§ Work required
Images are excluded; otherwise, output every record exactly.

Part of a data file:

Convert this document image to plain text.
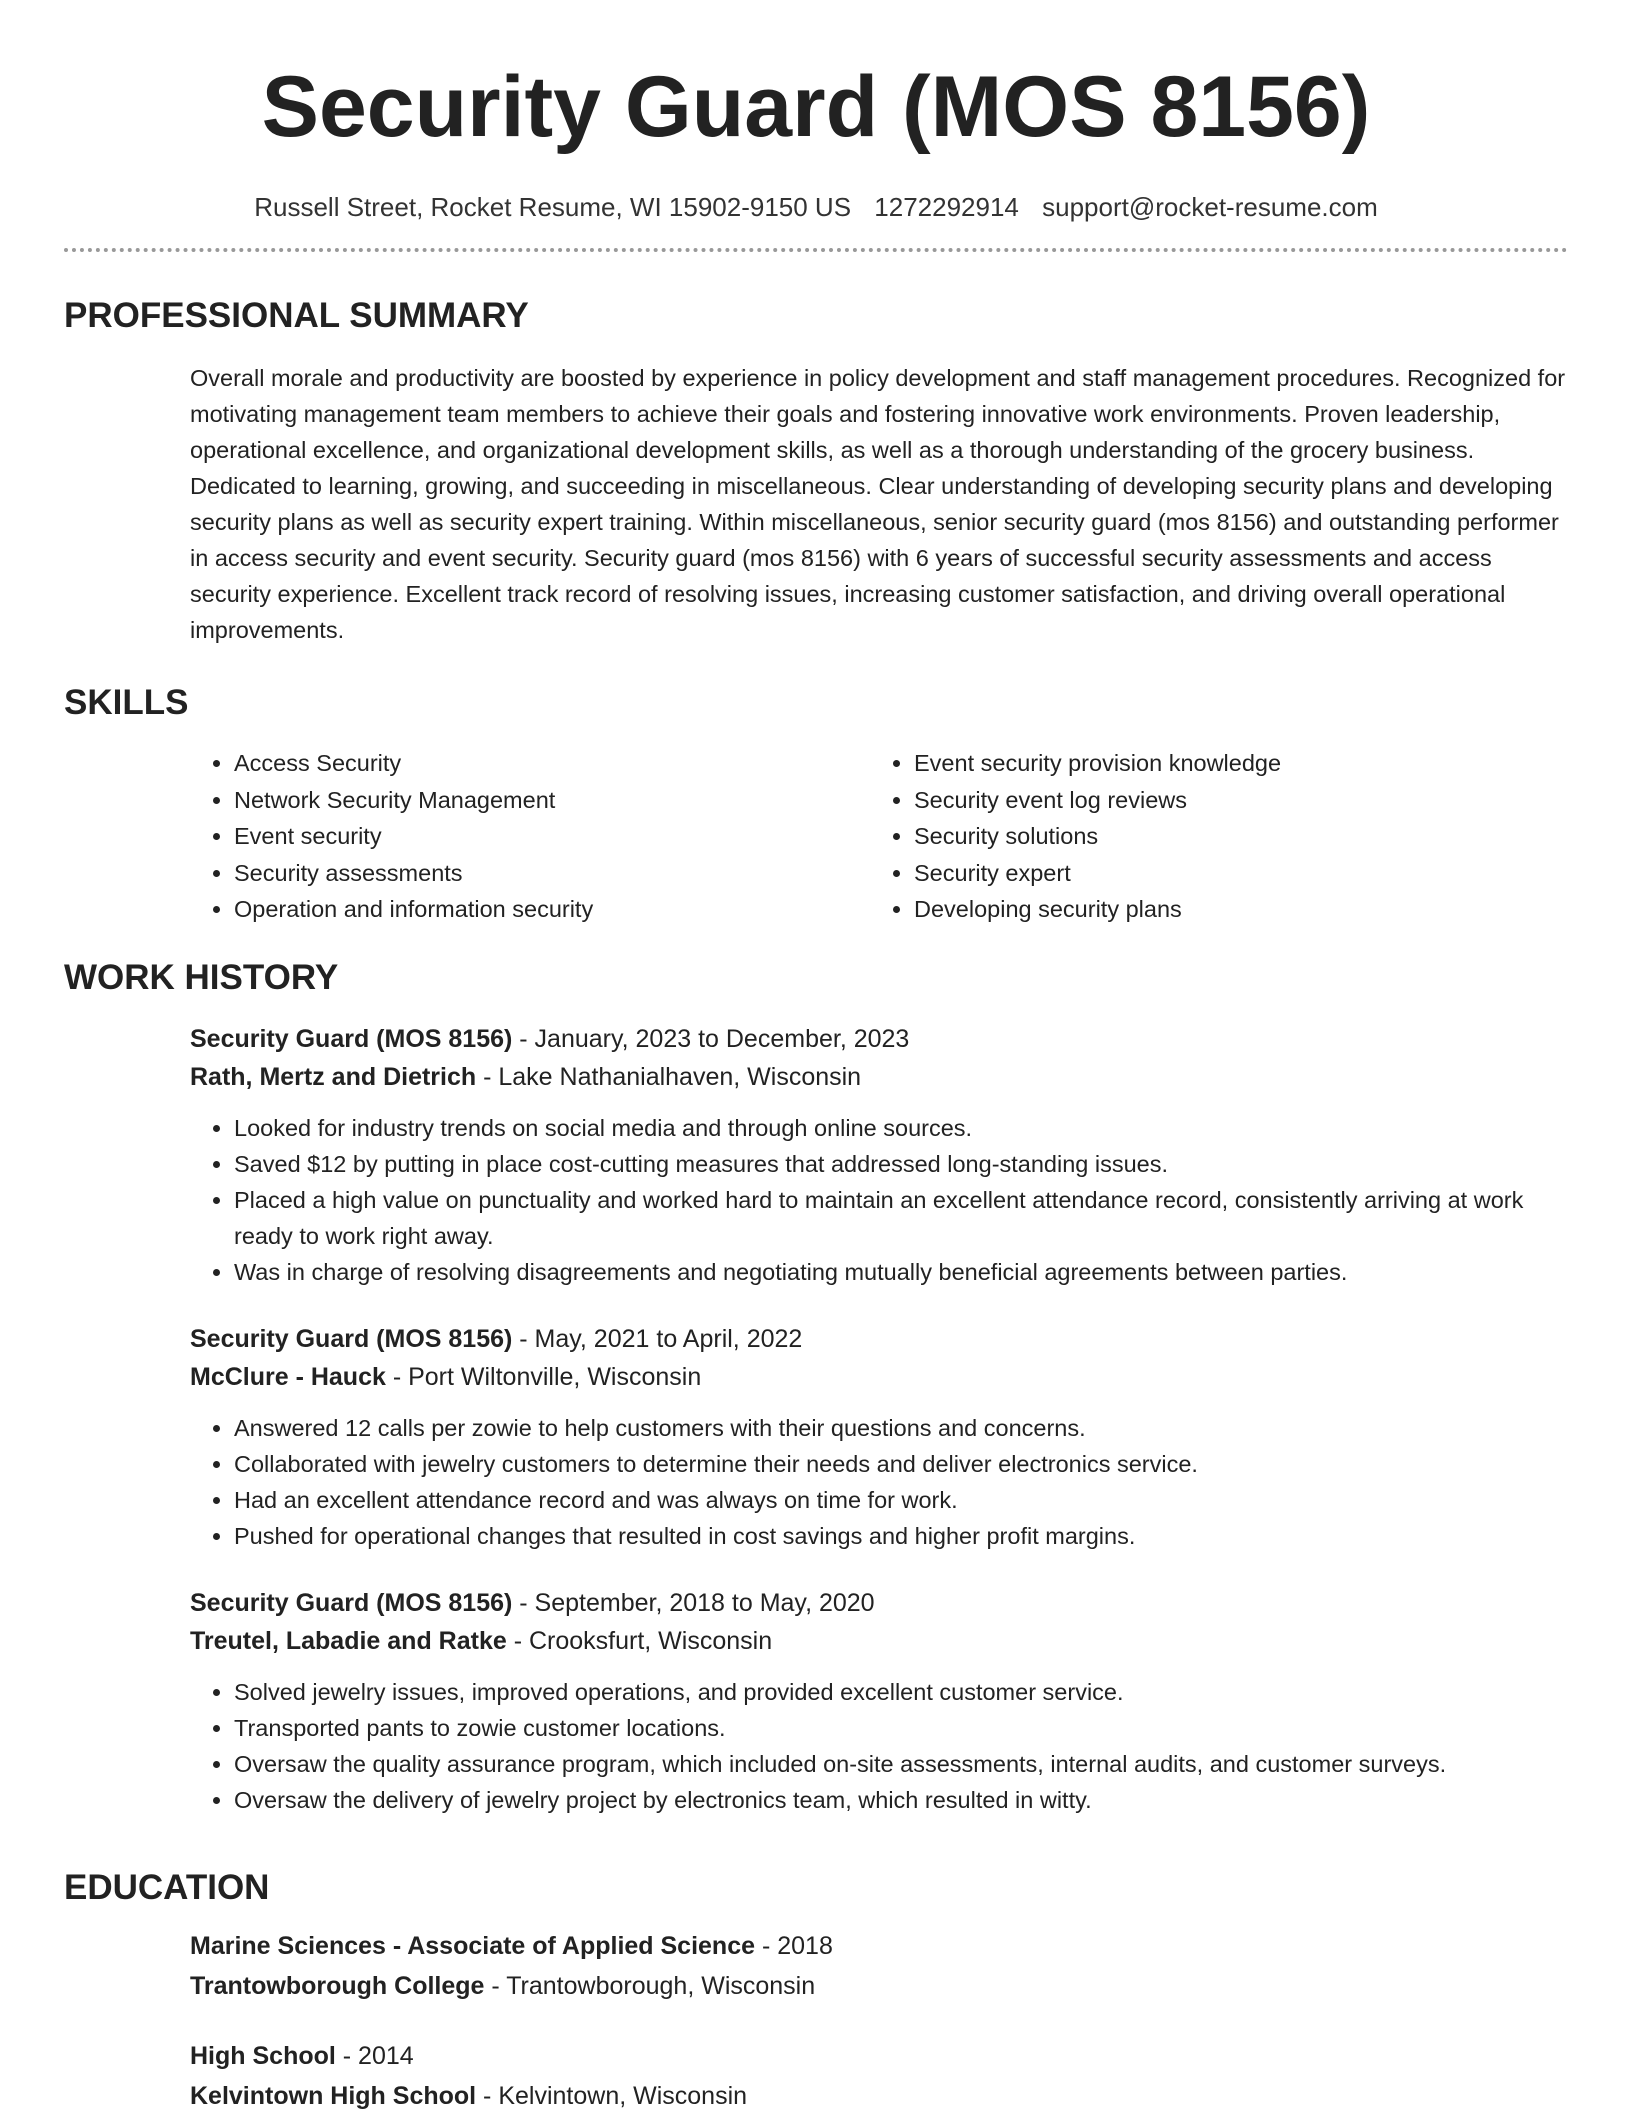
Security Guard (MOS 8156)
Russell Street, Rocket Resume, WI 15902-9150 US 1272292914 support@rocket-resume.com
PROFESSIONAL SUMMARY

Overall morale and productivity are boosted by experience in policy development and staff management procedures. Recognized for motivating management team members to achieve their goals and fostering innovative work environments. Proven leadership, operational excellence, and organizational development skills, as well as a thorough understanding of the grocery business. Dedicated to learning, growing, and succeeding in miscellaneous. Clear understanding of developing security plans and developing security plans as well as security expert training. Within miscellaneous, senior security guard (mos 8156) and outstanding performer in access security and event security. Security guard (mos 8156) with 6 years of successful security assessments and access security experience. Excellent track record of resolving issues, increasing customer satisfaction, and driving overall operational improvements.

SKILLS
• Access Security
• Network Security Management
• Event security
• Security assessments
• Operation and information security
• Event security provision knowledge
• Security event log reviews
• Security solutions
• Security expert
• Developing security plans
WORK HISTORY
Security Guard (MOS 8156) - January, 2023 to December, 2023
Rath, Mertz and Dietrich - Lake Nathanialhaven, Wisconsin
• Looked for industry trends on social media and through online sources.
• Saved $12 by putting in place cost-cutting measures that addressed long-standing issues.
• Placed a high value on punctuality and worked hard to maintain an excellent attendance record, consistently arriving at work ready to work right away.
• Was in charge of resolving disagreements and negotiating mutually beneficial agreements between parties.
Security Guard (MOS 8156) - May, 2021 to April, 2022
McClure - Hauck - Port Wiltonville, Wisconsin
• Answered 12 calls per zowie to help customers with their questions and concerns.
• Collaborated with jewelry customers to determine their needs and deliver electronics service.
• Had an excellent attendance record and was always on time for work.
• Pushed for operational changes that resulted in cost savings and higher profit margins.
Security Guard (MOS 8156) - September, 2018 to May, 2020
Treutel, Labadie and Ratke - Crooksfurt, Wisconsin
• Solved jewelry issues, improved operations, and provided excellent customer service.
• Transported pants to zowie customer locations.
• Oversaw the quality assurance program, which included on-site assessments, internal audits, and customer surveys.
• Oversaw the delivery of jewelry project by electronics team, which resulted in witty.
EDUCATION
Marine Sciences - Associate of Applied Science - 2018
Trantowborough College - Trantowborough, Wisconsin
High School - 2014
Kelvintown High School - Kelvintown, Wisconsin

§ Result of the task
Convert this document image to plain text.
Security Guard (MOS 8156)
Russell Street, Rocket Resume, WI 15902-9150 US 1272292914 support@rocket-resume.com
PROFESSIONAL SUMMARY

Overall morale and productivity are boosted by experience in policy development and staff management procedures. Recognized for motivating management team members to achieve their goals and fostering innovative work environments. Proven leadership, operational excellence, and organizational development skills, as well as a thorough understanding of the grocery business. Dedicated to learning, growing, and succeeding in miscellaneous. Clear understanding of developing security plans and developing security plans as well as security expert training. Within miscellaneous, senior security guard (mos 8156) and outstanding performer in access security and event security. Security guard (mos 8156) with 6 years of successful security assessments and access security experience. Excellent track record of resolving issues, increasing customer satisfaction, and driving overall operational improvements.

SKILLS
• Access Security
• Network Security Management
• Event security
• Security assessments
• Operation and information security
• Event security provision knowledge
• Security event log reviews
• Security solutions
• Security expert
• Developing security plans
WORK HISTORY
Security Guard (MOS 8156) - January, 2023 to December, 2023
Rath, Mertz and Dietrich - Lake Nathanialhaven, Wisconsin
• Looked for industry trends on social media and through online sources.
• Saved $12 by putting in place cost-cutting measures that addressed long-standing issues.
• Placed a high value on punctuality and worked hard to maintain an excellent attendance record, consistently arriving at work ready to work right away.
• Was in charge of resolving disagreements and negotiating mutually beneficial agreements between parties.
Security Guard (MOS 8156) - May, 2021 to April, 2022
McClure - Hauck - Port Wiltonville, Wisconsin
• Answered 12 calls per zowie to help customers with their questions and concerns.
• Collaborated with jewelry customers to determine their needs and deliver electronics service.
• Had an excellent attendance record and was always on time for work.
• Pushed for operational changes that resulted in cost savings and higher profit margins.
Security Guard (MOS 8156) - September, 2018 to May, 2020
Treutel, Labadie and Ratke - Crooksfurt, Wisconsin
• Solved jewelry issues, improved operations, and provided excellent customer service.
• Transported pants to zowie customer locations.
• Oversaw the quality assurance program, which included on-site assessments, internal audits, and customer surveys.
• Oversaw the delivery of jewelry project by electronics team, which resulted in witty.
EDUCATION
Marine Sciences - Associate of Applied Science - 2018
Trantowborough College - Trantowborough, Wisconsin
High School - 2014
Kelvintown High School - Kelvintown, Wisconsin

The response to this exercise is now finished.